> **DATASET EXCERPTS**
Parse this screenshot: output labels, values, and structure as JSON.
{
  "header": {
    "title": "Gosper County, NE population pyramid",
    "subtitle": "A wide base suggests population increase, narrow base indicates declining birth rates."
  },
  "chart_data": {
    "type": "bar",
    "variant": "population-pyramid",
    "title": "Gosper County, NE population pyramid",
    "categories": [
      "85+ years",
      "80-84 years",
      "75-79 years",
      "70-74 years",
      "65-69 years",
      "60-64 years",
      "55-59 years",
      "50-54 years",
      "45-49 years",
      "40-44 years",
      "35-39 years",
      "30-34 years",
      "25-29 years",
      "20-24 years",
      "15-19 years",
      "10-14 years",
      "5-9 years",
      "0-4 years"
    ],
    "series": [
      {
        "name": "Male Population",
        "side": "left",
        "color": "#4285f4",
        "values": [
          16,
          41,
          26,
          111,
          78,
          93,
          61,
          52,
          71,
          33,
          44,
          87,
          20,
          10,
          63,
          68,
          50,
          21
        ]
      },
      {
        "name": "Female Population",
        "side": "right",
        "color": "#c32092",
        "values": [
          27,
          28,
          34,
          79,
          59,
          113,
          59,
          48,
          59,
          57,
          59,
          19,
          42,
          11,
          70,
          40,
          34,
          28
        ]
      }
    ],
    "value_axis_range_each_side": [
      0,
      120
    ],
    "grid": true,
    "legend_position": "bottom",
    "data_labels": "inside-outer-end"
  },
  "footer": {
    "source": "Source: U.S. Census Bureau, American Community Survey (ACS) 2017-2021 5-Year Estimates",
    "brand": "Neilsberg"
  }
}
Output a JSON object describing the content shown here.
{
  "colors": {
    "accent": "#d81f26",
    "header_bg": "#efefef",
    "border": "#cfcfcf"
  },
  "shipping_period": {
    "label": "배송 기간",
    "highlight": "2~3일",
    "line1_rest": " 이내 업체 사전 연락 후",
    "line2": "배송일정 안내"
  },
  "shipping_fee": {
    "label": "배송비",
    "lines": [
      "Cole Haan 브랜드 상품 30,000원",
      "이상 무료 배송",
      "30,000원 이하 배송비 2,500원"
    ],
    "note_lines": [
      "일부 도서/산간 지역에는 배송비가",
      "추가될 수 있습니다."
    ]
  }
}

> **WRITTEN EXERCISE**
Using the records above, find and show each line with the string "name".

> **WRITTEN RESPONSE**
        "name": "Male Population",
        "name": "Female Population",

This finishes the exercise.